Description of the task - Show all lines holding the string "background".
##### Material for this exercise
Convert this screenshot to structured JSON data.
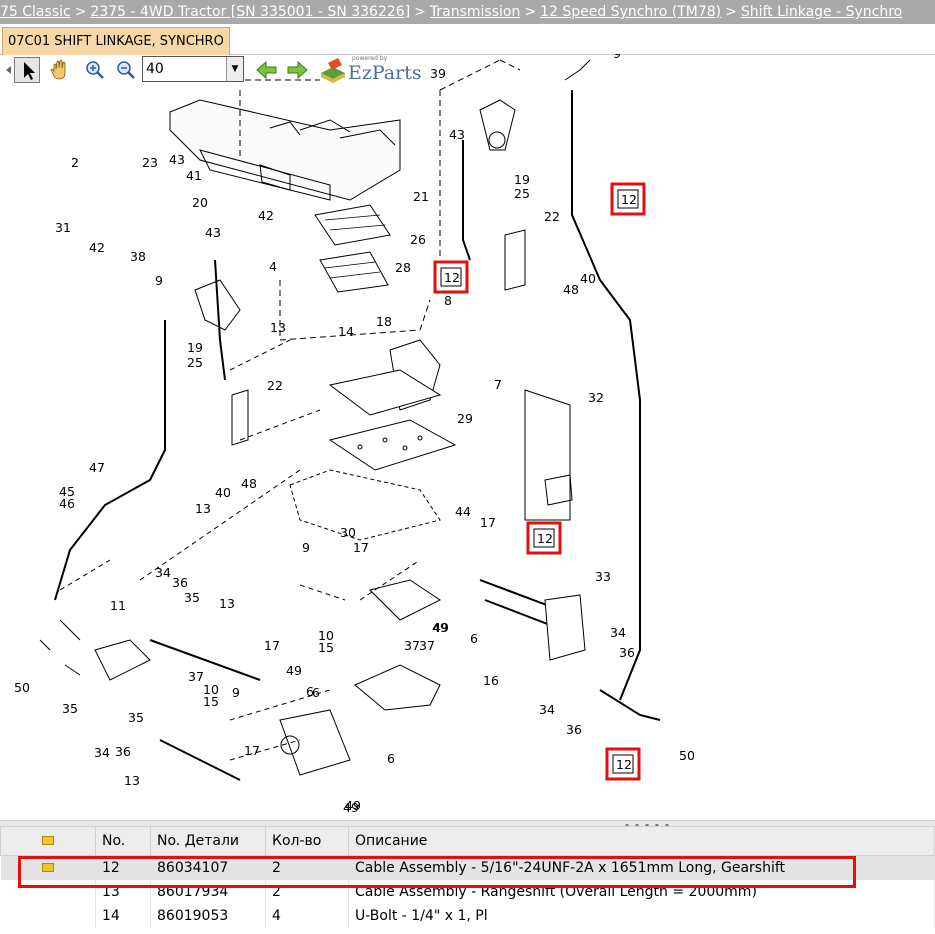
{
  "breadcrumb": [
    {
      "label": "75 Classic"
    },
    {
      "label": "2375 - 4WD Tractor [SN 335001 - SN 336226]"
    },
    {
      "label": "Transmission"
    },
    {
      "label": "12 Speed Synchro (TM78)"
    },
    {
      "label": "Shift Linkage - Synchro"
    }
  ],
  "tab": {
    "label": "07C01 SHIFT LINKAGE, SYNCHRO"
  },
  "toolbar": {
    "zoom_value": "40",
    "icons": [
      "pointer-icon",
      "hand-icon",
      "zoom-in-icon",
      "zoom-out-icon",
      "back-arrow-icon",
      "forward-arrow-icon"
    ]
  },
  "logo": {
    "brand": "EzParts",
    "powered": "powered by"
  },
  "diagram": {
    "labels": [
      "39",
      "9",
      "43",
      "19",
      "25",
      "22",
      "40",
      "48",
      "2",
      "23",
      "43",
      "41",
      "20",
      "31",
      "42",
      "38",
      "42",
      "43",
      "4",
      "21",
      "26",
      "28",
      "9",
      "19",
      "25",
      "13",
      "14",
      "18",
      "8",
      "7",
      "22",
      "29",
      "40",
      "48",
      "47",
      "45",
      "46",
      "13",
      "30",
      "44",
      "17",
      "9",
      "17",
      "32",
      "34",
      "36",
      "35",
      "13",
      "11",
      "37",
      "10",
      "15",
      "17",
      "9",
      "10",
      "15",
      "49",
      "6",
      "49",
      "16",
      "37",
      "6",
      "49",
      "33",
      "34",
      "36",
      "37",
      "34",
      "36",
      "35",
      "13",
      "17",
      "50",
      "35",
      "50",
      "34",
      "36",
      "12",
      "12",
      "12",
      "12",
      "6",
      "49",
      "6",
      "49",
      "12"
    ],
    "callouts": [
      "12",
      "12",
      "12",
      "12"
    ]
  },
  "table": {
    "headers": [
      "No.",
      "No. Детали",
      "Кол-во",
      "Описание"
    ],
    "rows": [
      {
        "no": "12",
        "part": "86034107",
        "qty": "2",
        "desc": "Cable Assembly - 5/16\"-24UNF-2A x 1651mm Long, Gearshift"
      },
      {
        "no": "13",
        "part": "86017934",
        "qty": "2",
        "desc": "Cable Assembly - Rangeshift (Overall Length = 2000mm)"
      },
      {
        "no": "14",
        "part": "86019053",
        "qty": "4",
        "desc": "U-Bolt - 1/4\" x 1, Pl"
      }
    ]
  },
  "colors": {
    "highlight": "#e01010",
    "breadcrumb_bg": "#a9a9a9",
    "tab_bg": "#f7d7a8"
  }
}
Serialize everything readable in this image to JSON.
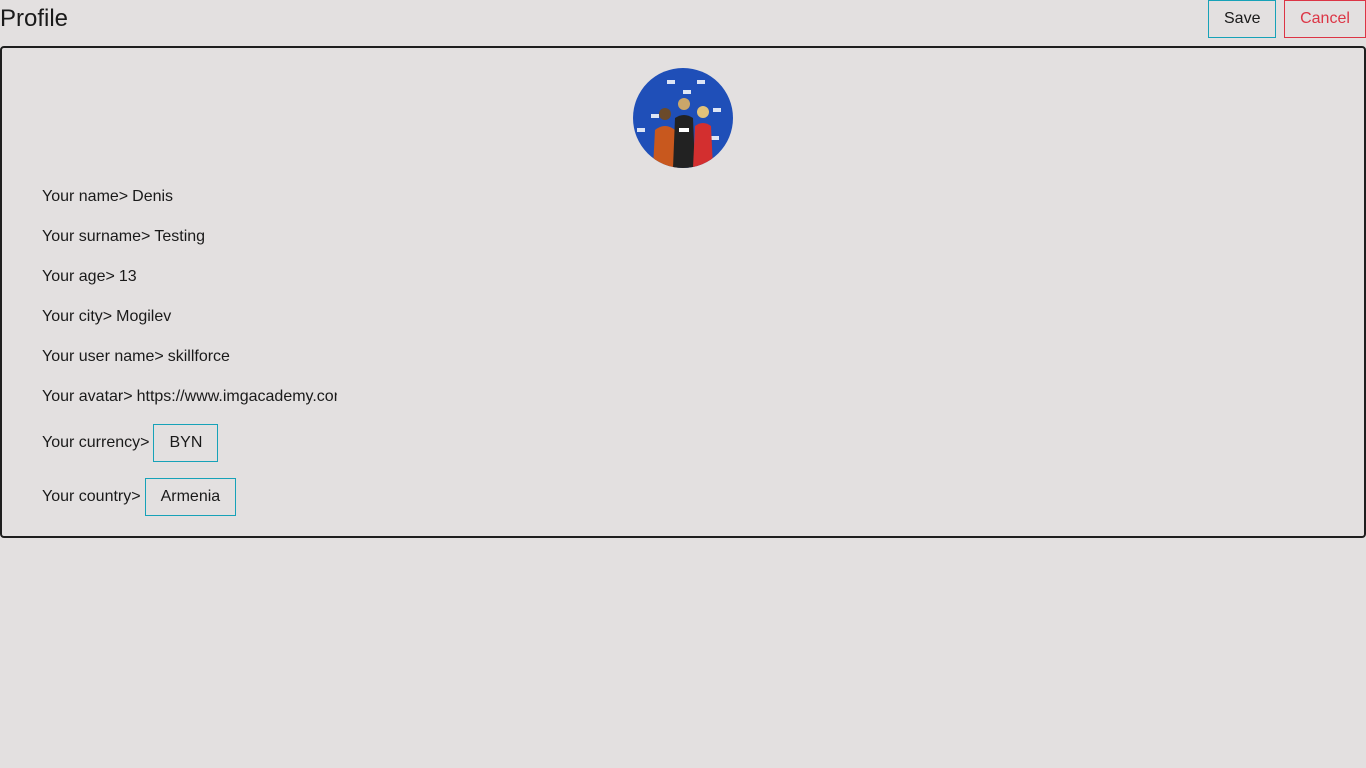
{
  "header": {
    "title": "Profile",
    "save_label": "Save",
    "cancel_label": "Cancel"
  },
  "profile": {
    "avatar_icon": "profile-photo",
    "fields": {
      "name": {
        "label": "Your name>",
        "value": "Denis"
      },
      "surname": {
        "label": "Your surname>",
        "value": "Testing"
      },
      "age": {
        "label": "Your age>",
        "value": "13"
      },
      "city": {
        "label": "Your city>",
        "value": "Mogilev"
      },
      "username": {
        "label": "Your user name>",
        "value": "skillforce"
      },
      "avatar": {
        "label": "Your avatar>",
        "value": "https://www.imgacademy.com"
      },
      "currency": {
        "label": "Your currency>",
        "value": "BYN"
      },
      "country": {
        "label": "Your country>",
        "value": "Armenia"
      }
    }
  },
  "colors": {
    "background": "#e3e0e0",
    "accent_teal": "#17a2b8",
    "danger_red": "#dc3545",
    "avatar_blue": "#1f4fb8"
  }
}
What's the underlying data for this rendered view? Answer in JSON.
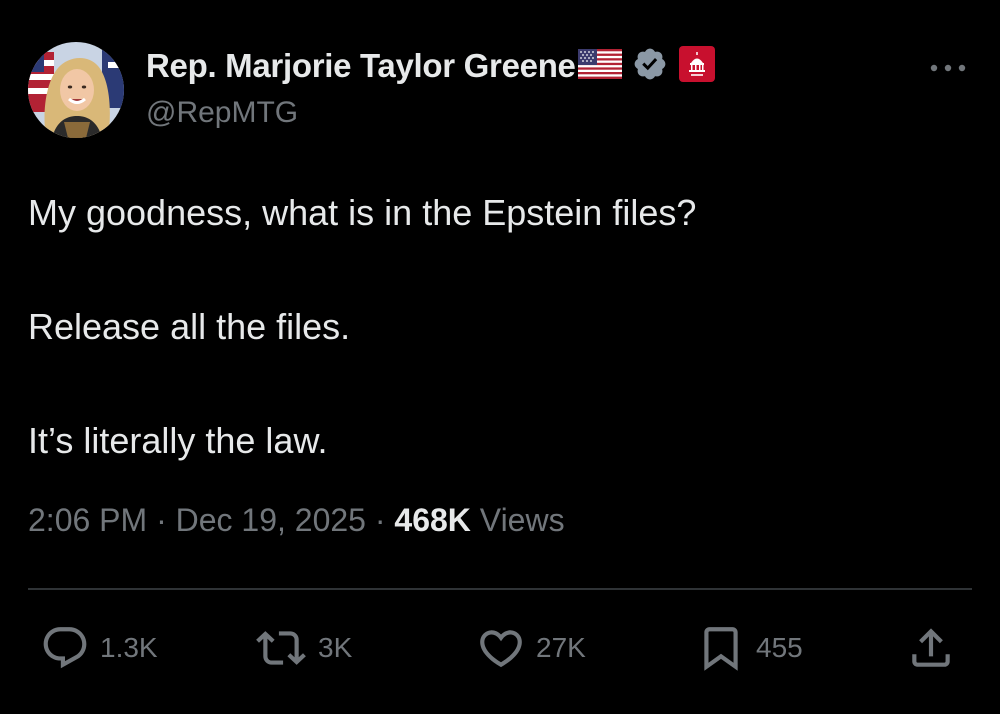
{
  "author": {
    "display_name": "Rep. Marjorie Taylor Greene",
    "handle": "@RepMTG",
    "badges": [
      "us-flag-icon",
      "verified-badge-icon",
      "government-affiliation-icon"
    ]
  },
  "tweet": {
    "paragraphs": [
      "My goodness, what is in the Epstein files?",
      "Release all the files.",
      "It’s literally the law."
    ],
    "time": "2:06 PM",
    "date": "Dec 19, 2025",
    "separator": "·",
    "views_count": "468K",
    "views_label": "Views"
  },
  "actions": {
    "replies": "1.3K",
    "reposts": "3K",
    "likes": "27K",
    "bookmarks": "455"
  },
  "colors": {
    "background": "#000000",
    "primary_text": "#e7e9ea",
    "secondary_text": "#71767b",
    "divider": "#2f3336",
    "verified": "#8b98a5",
    "gov_badge": "#c8102e"
  }
}
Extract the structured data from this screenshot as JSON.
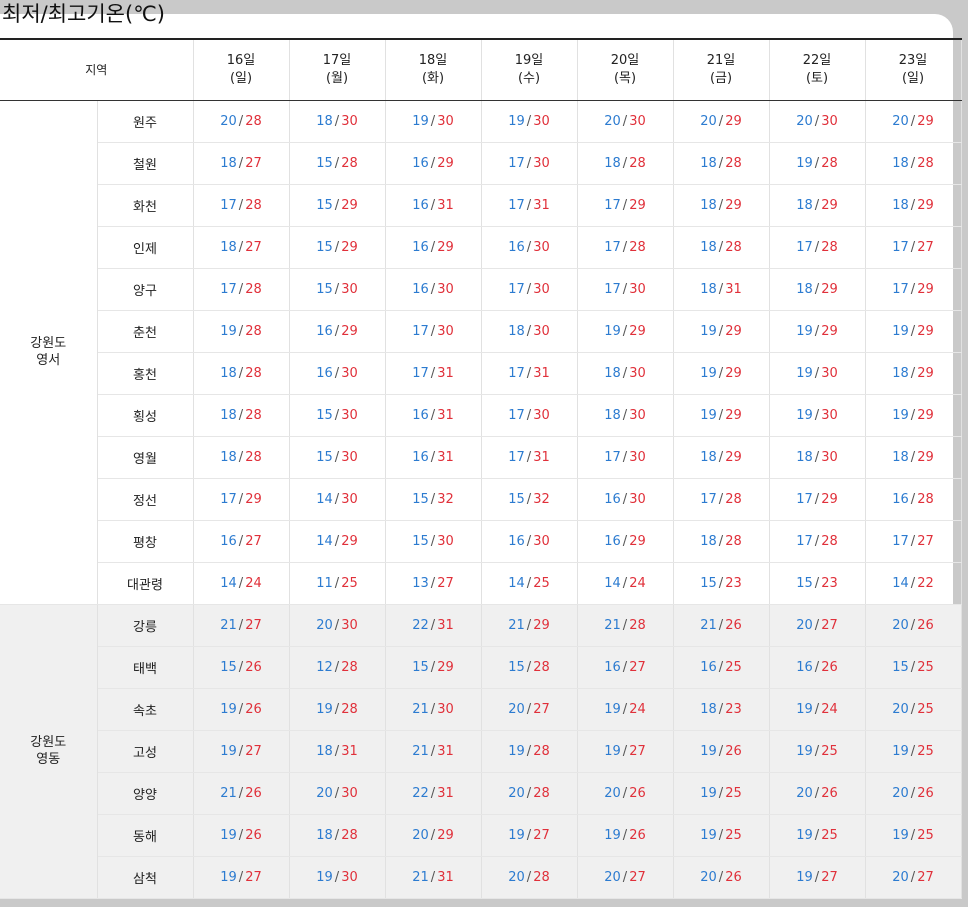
{
  "page": {
    "title": "최저/최고기온(℃)"
  },
  "header": {
    "region_label": "지역",
    "days": [
      {
        "date": "16일",
        "weekday": "(일)"
      },
      {
        "date": "17일",
        "weekday": "(월)"
      },
      {
        "date": "18일",
        "weekday": "(화)"
      },
      {
        "date": "19일",
        "weekday": "(수)"
      },
      {
        "date": "20일",
        "weekday": "(목)"
      },
      {
        "date": "21일",
        "weekday": "(금)"
      },
      {
        "date": "22일",
        "weekday": "(토)"
      },
      {
        "date": "23일",
        "weekday": "(일)"
      }
    ]
  },
  "separator": "/",
  "colors": {
    "low": "#2c7bd0",
    "high": "#e0303a",
    "group2_bg": "#f0f0f0",
    "rule": "#222222"
  },
  "groups": [
    {
      "name_line1": "강원도",
      "name_line2": "영서",
      "rows": [
        {
          "location": "원주",
          "temps": [
            [
              "20",
              "28"
            ],
            [
              "18",
              "30"
            ],
            [
              "19",
              "30"
            ],
            [
              "19",
              "30"
            ],
            [
              "20",
              "30"
            ],
            [
              "20",
              "29"
            ],
            [
              "20",
              "30"
            ],
            [
              "20",
              "29"
            ]
          ]
        },
        {
          "location": "철원",
          "temps": [
            [
              "18",
              "27"
            ],
            [
              "15",
              "28"
            ],
            [
              "16",
              "29"
            ],
            [
              "17",
              "30"
            ],
            [
              "18",
              "28"
            ],
            [
              "18",
              "28"
            ],
            [
              "19",
              "28"
            ],
            [
              "18",
              "28"
            ]
          ]
        },
        {
          "location": "화천",
          "temps": [
            [
              "17",
              "28"
            ],
            [
              "15",
              "29"
            ],
            [
              "16",
              "31"
            ],
            [
              "17",
              "31"
            ],
            [
              "17",
              "29"
            ],
            [
              "18",
              "29"
            ],
            [
              "18",
              "29"
            ],
            [
              "18",
              "29"
            ]
          ]
        },
        {
          "location": "인제",
          "temps": [
            [
              "18",
              "27"
            ],
            [
              "15",
              "29"
            ],
            [
              "16",
              "29"
            ],
            [
              "16",
              "30"
            ],
            [
              "17",
              "28"
            ],
            [
              "18",
              "28"
            ],
            [
              "17",
              "28"
            ],
            [
              "17",
              "27"
            ]
          ]
        },
        {
          "location": "양구",
          "temps": [
            [
              "17",
              "28"
            ],
            [
              "15",
              "30"
            ],
            [
              "16",
              "30"
            ],
            [
              "17",
              "30"
            ],
            [
              "17",
              "30"
            ],
            [
              "18",
              "31"
            ],
            [
              "18",
              "29"
            ],
            [
              "17",
              "29"
            ]
          ]
        },
        {
          "location": "춘천",
          "temps": [
            [
              "19",
              "28"
            ],
            [
              "16",
              "29"
            ],
            [
              "17",
              "30"
            ],
            [
              "18",
              "30"
            ],
            [
              "19",
              "29"
            ],
            [
              "19",
              "29"
            ],
            [
              "19",
              "29"
            ],
            [
              "19",
              "29"
            ]
          ]
        },
        {
          "location": "홍천",
          "temps": [
            [
              "18",
              "28"
            ],
            [
              "16",
              "30"
            ],
            [
              "17",
              "31"
            ],
            [
              "17",
              "31"
            ],
            [
              "18",
              "30"
            ],
            [
              "19",
              "29"
            ],
            [
              "19",
              "30"
            ],
            [
              "18",
              "29"
            ]
          ]
        },
        {
          "location": "횡성",
          "temps": [
            [
              "18",
              "28"
            ],
            [
              "15",
              "30"
            ],
            [
              "16",
              "31"
            ],
            [
              "17",
              "30"
            ],
            [
              "18",
              "30"
            ],
            [
              "19",
              "29"
            ],
            [
              "19",
              "30"
            ],
            [
              "19",
              "29"
            ]
          ]
        },
        {
          "location": "영월",
          "temps": [
            [
              "18",
              "28"
            ],
            [
              "15",
              "30"
            ],
            [
              "16",
              "31"
            ],
            [
              "17",
              "31"
            ],
            [
              "17",
              "30"
            ],
            [
              "18",
              "29"
            ],
            [
              "18",
              "30"
            ],
            [
              "18",
              "29"
            ]
          ]
        },
        {
          "location": "정선",
          "temps": [
            [
              "17",
              "29"
            ],
            [
              "14",
              "30"
            ],
            [
              "15",
              "32"
            ],
            [
              "15",
              "32"
            ],
            [
              "16",
              "30"
            ],
            [
              "17",
              "28"
            ],
            [
              "17",
              "29"
            ],
            [
              "16",
              "28"
            ]
          ]
        },
        {
          "location": "평창",
          "temps": [
            [
              "16",
              "27"
            ],
            [
              "14",
              "29"
            ],
            [
              "15",
              "30"
            ],
            [
              "16",
              "30"
            ],
            [
              "16",
              "29"
            ],
            [
              "18",
              "28"
            ],
            [
              "17",
              "28"
            ],
            [
              "17",
              "27"
            ]
          ]
        },
        {
          "location": "대관령",
          "temps": [
            [
              "14",
              "24"
            ],
            [
              "11",
              "25"
            ],
            [
              "13",
              "27"
            ],
            [
              "14",
              "25"
            ],
            [
              "14",
              "24"
            ],
            [
              "15",
              "23"
            ],
            [
              "15",
              "23"
            ],
            [
              "14",
              "22"
            ]
          ]
        }
      ]
    },
    {
      "name_line1": "강원도",
      "name_line2": "영동",
      "rows": [
        {
          "location": "강릉",
          "temps": [
            [
              "21",
              "27"
            ],
            [
              "20",
              "30"
            ],
            [
              "22",
              "31"
            ],
            [
              "21",
              "29"
            ],
            [
              "21",
              "28"
            ],
            [
              "21",
              "26"
            ],
            [
              "20",
              "27"
            ],
            [
              "20",
              "26"
            ]
          ]
        },
        {
          "location": "태백",
          "temps": [
            [
              "15",
              "26"
            ],
            [
              "12",
              "28"
            ],
            [
              "15",
              "29"
            ],
            [
              "15",
              "28"
            ],
            [
              "16",
              "27"
            ],
            [
              "16",
              "25"
            ],
            [
              "16",
              "26"
            ],
            [
              "15",
              "25"
            ]
          ]
        },
        {
          "location": "속초",
          "temps": [
            [
              "19",
              "26"
            ],
            [
              "19",
              "28"
            ],
            [
              "21",
              "30"
            ],
            [
              "20",
              "27"
            ],
            [
              "19",
              "24"
            ],
            [
              "18",
              "23"
            ],
            [
              "19",
              "24"
            ],
            [
              "20",
              "25"
            ]
          ]
        },
        {
          "location": "고성",
          "temps": [
            [
              "19",
              "27"
            ],
            [
              "18",
              "31"
            ],
            [
              "21",
              "31"
            ],
            [
              "19",
              "28"
            ],
            [
              "19",
              "27"
            ],
            [
              "19",
              "26"
            ],
            [
              "19",
              "25"
            ],
            [
              "19",
              "25"
            ]
          ]
        },
        {
          "location": "양양",
          "temps": [
            [
              "21",
              "26"
            ],
            [
              "20",
              "30"
            ],
            [
              "22",
              "31"
            ],
            [
              "20",
              "28"
            ],
            [
              "20",
              "26"
            ],
            [
              "19",
              "25"
            ],
            [
              "20",
              "26"
            ],
            [
              "20",
              "26"
            ]
          ]
        },
        {
          "location": "동해",
          "temps": [
            [
              "19",
              "26"
            ],
            [
              "18",
              "28"
            ],
            [
              "20",
              "29"
            ],
            [
              "19",
              "27"
            ],
            [
              "19",
              "26"
            ],
            [
              "19",
              "25"
            ],
            [
              "19",
              "25"
            ],
            [
              "19",
              "25"
            ]
          ]
        },
        {
          "location": "삼척",
          "temps": [
            [
              "19",
              "27"
            ],
            [
              "19",
              "30"
            ],
            [
              "21",
              "31"
            ],
            [
              "20",
              "28"
            ],
            [
              "20",
              "27"
            ],
            [
              "20",
              "26"
            ],
            [
              "19",
              "27"
            ],
            [
              "20",
              "27"
            ]
          ]
        }
      ]
    }
  ]
}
##########
Exercise output -
    "background": "#e3e0e0",
    "background": "#000000",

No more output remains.